Below are records; count the lines that contain "Fingerprint" and give only the total.

— Start —

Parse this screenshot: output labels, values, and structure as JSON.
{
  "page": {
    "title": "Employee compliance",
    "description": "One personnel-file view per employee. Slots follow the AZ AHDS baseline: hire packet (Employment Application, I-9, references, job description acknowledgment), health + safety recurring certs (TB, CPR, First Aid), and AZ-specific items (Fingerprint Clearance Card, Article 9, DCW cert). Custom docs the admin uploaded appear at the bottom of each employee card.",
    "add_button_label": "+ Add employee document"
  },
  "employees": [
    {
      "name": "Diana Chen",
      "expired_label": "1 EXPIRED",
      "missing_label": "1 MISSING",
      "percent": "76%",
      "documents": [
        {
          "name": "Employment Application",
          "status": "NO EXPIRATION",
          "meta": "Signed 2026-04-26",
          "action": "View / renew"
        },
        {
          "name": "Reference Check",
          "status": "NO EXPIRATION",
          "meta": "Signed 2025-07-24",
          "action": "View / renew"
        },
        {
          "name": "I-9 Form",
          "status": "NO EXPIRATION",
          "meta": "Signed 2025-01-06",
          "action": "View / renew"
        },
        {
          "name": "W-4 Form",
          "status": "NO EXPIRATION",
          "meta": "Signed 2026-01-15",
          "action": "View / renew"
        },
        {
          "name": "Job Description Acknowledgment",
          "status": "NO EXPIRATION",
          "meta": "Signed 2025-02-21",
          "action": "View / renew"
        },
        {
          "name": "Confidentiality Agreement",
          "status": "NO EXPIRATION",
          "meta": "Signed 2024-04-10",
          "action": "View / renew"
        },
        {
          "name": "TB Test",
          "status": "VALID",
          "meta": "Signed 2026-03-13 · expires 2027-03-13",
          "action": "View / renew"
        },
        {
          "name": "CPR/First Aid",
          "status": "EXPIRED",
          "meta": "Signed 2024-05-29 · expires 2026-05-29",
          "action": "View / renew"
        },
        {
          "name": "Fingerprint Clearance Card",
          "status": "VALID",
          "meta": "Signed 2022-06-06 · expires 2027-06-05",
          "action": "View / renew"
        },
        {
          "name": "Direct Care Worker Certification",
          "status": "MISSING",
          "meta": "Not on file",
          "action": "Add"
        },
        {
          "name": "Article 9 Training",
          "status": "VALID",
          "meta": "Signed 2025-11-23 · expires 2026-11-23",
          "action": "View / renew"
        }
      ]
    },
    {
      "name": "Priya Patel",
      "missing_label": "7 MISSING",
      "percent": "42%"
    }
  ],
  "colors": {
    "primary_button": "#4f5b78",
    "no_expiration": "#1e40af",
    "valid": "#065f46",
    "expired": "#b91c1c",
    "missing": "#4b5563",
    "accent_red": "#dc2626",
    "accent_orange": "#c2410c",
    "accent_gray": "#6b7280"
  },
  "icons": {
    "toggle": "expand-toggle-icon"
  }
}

— End —

**TASK SOLUTION**
2